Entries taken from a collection
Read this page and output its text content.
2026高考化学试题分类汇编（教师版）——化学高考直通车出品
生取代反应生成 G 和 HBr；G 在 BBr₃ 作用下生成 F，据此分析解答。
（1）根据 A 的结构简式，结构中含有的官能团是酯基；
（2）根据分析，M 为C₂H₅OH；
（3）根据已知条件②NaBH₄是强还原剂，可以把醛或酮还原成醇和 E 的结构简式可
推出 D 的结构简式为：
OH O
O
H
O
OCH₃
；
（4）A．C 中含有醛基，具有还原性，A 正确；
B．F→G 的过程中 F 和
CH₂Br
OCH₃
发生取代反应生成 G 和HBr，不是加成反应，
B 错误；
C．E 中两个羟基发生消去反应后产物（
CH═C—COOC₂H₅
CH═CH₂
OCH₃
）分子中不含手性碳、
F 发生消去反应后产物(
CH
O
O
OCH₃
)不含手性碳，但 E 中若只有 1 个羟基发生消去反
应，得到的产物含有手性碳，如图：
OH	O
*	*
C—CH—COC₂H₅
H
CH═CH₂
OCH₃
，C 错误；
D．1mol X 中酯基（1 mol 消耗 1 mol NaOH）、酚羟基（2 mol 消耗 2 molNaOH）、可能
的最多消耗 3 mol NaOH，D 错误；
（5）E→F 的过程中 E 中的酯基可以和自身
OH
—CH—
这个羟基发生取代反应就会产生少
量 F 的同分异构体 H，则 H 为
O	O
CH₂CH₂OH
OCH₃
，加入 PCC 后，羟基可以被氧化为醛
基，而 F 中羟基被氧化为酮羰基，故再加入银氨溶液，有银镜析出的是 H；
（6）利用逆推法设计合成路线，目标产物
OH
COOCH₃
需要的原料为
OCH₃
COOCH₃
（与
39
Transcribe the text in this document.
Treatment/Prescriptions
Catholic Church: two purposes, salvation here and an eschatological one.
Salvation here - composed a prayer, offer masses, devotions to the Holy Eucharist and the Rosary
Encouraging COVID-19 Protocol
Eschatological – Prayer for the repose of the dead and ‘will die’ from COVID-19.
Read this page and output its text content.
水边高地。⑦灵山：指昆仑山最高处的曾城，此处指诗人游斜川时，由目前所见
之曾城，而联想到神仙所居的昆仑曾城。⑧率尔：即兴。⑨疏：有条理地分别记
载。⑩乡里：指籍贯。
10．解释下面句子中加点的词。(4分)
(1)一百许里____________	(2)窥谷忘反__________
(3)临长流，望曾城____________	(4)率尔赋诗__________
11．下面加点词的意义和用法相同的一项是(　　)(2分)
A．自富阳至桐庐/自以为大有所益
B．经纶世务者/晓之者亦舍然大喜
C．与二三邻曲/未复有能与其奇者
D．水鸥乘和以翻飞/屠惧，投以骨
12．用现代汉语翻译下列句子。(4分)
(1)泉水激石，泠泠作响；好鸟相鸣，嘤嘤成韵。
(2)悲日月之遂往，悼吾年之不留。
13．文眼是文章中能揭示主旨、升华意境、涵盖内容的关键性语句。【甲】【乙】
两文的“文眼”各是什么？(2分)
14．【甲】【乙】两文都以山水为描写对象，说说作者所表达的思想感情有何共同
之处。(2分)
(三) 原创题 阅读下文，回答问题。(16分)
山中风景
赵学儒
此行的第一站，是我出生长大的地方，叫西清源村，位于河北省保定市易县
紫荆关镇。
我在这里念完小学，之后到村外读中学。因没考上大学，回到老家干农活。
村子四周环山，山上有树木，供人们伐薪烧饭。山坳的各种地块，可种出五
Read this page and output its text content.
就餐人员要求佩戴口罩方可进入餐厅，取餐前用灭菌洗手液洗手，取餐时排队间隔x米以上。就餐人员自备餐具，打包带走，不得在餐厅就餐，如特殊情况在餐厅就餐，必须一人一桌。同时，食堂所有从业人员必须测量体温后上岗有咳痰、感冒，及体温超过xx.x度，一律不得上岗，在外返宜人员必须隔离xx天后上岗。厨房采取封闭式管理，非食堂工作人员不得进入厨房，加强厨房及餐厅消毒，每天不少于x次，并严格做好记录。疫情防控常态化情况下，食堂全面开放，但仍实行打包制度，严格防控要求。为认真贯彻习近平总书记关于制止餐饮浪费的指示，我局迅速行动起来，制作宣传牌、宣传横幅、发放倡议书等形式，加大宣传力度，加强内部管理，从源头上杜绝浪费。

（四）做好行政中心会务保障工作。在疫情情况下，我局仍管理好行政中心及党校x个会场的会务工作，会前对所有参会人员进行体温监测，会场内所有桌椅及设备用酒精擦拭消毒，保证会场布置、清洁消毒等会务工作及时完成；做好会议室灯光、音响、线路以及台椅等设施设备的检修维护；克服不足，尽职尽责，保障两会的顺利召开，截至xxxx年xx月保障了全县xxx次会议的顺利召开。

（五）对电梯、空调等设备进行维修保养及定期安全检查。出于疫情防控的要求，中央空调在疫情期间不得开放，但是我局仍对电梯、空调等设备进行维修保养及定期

**Set exercise:**
Write down all the entries again without a single difference.

**Full response:**
Read this page and output its text content.
2026高考化学试题分类汇编（教师版）——化学高考直通车出品
生取代反应生成 G 和 HBr；G 在 BBr₃ 作用下生成 F，据此分析解答。
（1）根据 A 的结构简式，结构中含有的官能团是酯基；
（2）根据分析，M 为C₂H₅OH；
（3）根据已知条件②NaBH₄是强还原剂，可以把醛或酮还原成醇和 E 的结构简式可
推出 D 的结构简式为：
OH O
O
H
O
OCH₃
；
（4）A．C 中含有醛基，具有还原性，A 正确；
B．F→G 的过程中 F 和
CH₂Br
OCH₃
发生取代反应生成 G 和HBr，不是加成反应，
B 错误；
C．E 中两个羟基发生消去反应后产物（
CH═C—COOC₂H₅
CH═CH₂
OCH₃
）分子中不含手性碳、
F 发生消去反应后产物(
CH
O
O
OCH₃
)不含手性碳，但 E 中若只有 1 个羟基发生消去反
应，得到的产物含有手性碳，如图：
OH	O
*	*
C—CH—COC₂H₅
H
CH═CH₂
OCH₃
，C 错误；
D．1mol X 中酯基（1 mol 消耗 1 mol NaOH）、酚羟基（2 mol 消耗 2 molNaOH）、可能
的最多消耗 3 mol NaOH，D 错误；
（5）E→F 的过程中 E 中的酯基可以和自身
OH
—CH—
这个羟基发生取代反应就会产生少
量 F 的同分异构体 H，则 H 为
O	O
CH₂CH₂OH
OCH₃
，加入 PCC 后，羟基可以被氧化为醛
基，而 F 中羟基被氧化为酮羰基，故再加入银氨溶液，有银镜析出的是 H；
（6）利用逆推法设计合成路线，目标产物
OH
COOCH₃
需要的原料为
OCH₃
COOCH₃
（与
39
Transcribe the text in this document.
Treatment/Prescriptions
Catholic Church: two purposes, salvation here and an eschatological one.
Salvation here - composed a prayer, offer masses, devotions to the Holy Eucharist and the Rosary
Encouraging COVID-19 Protocol
Eschatological – Prayer for the repose of the dead and ‘will die’ from COVID-19.
Read this page and output its text content.
水边高地。⑦灵山：指昆仑山最高处的曾城，此处指诗人游斜川时，由目前所见
之曾城，而联想到神仙所居的昆仑曾城。⑧率尔：即兴。⑨疏：有条理地分别记
载。⑩乡里：指籍贯。
10．解释下面句子中加点的词。(4分)
(1)一百许里____________	(2)窥谷忘反__________
(3)临长流，望曾城____________	(4)率尔赋诗__________
11．下面加点词的意义和用法相同的一项是(　　)(2分)
A．自富阳至桐庐/自以为大有所益
B．经纶世务者/晓之者亦舍然大喜
C．与二三邻曲/未复有能与其奇者
D．水鸥乘和以翻飞/屠惧，投以骨
12．用现代汉语翻译下列句子。(4分)
(1)泉水激石，泠泠作响；好鸟相鸣，嘤嘤成韵。
(2)悲日月之遂往，悼吾年之不留。
13．文眼是文章中能揭示主旨、升华意境、涵盖内容的关键性语句。【甲】【乙】
两文的“文眼”各是什么？(2分)
14．【甲】【乙】两文都以山水为描写对象，说说作者所表达的思想感情有何共同
之处。(2分)
(三) 原创题 阅读下文，回答问题。(16分)
山中风景
赵学儒
此行的第一站，是我出生长大的地方，叫西清源村，位于河北省保定市易县
紫荆关镇。
我在这里念完小学，之后到村外读中学。因没考上大学，回到老家干农活。
村子四周环山，山上有树木，供人们伐薪烧饭。山坳的各种地块，可种出五
Read this page and output its text content.
就餐人员要求佩戴口罩方可进入餐厅，取餐前用灭菌洗手液洗手，取餐时排队间隔x米以上。就餐人员自备餐具，打包带走，不得在餐厅就餐，如特殊情况在餐厅就餐，必须一人一桌。同时，食堂所有从业人员必须测量体温后上岗有咳痰、感冒，及体温超过xx.x度，一律不得上岗，在外返宜人员必须隔离xx天后上岗。厨房采取封闭式管理，非食堂工作人员不得进入厨房，加强厨房及餐厅消毒，每天不少于x次，并严格做好记录。疫情防控常态化情况下，食堂全面开放，但仍实行打包制度，严格防控要求。为认真贯彻习近平总书记关于制止餐饮浪费的指示，我局迅速行动起来，制作宣传牌、宣传横幅、发放倡议书等形式，加大宣传力度，加强内部管理，从源头上杜绝浪费。

（四）做好行政中心会务保障工作。在疫情情况下，我局仍管理好行政中心及党校x个会场的会务工作，会前对所有参会人员进行体温监测，会场内所有桌椅及设备用酒精擦拭消毒，保证会场布置、清洁消毒等会务工作及时完成；做好会议室灯光、音响、线路以及台椅等设施设备的检修维护；克服不足，尽职尽责，保障两会的顺利召开，截至xxxx年xx月保障了全县xxx次会议的顺利召开。

（五）对电梯、空调等设备进行维修保养及定期安全检查。出于疫情防控的要求，中央空调在疫情期间不得开放，但是我局仍对电梯、空调等设备进行维修保养及定期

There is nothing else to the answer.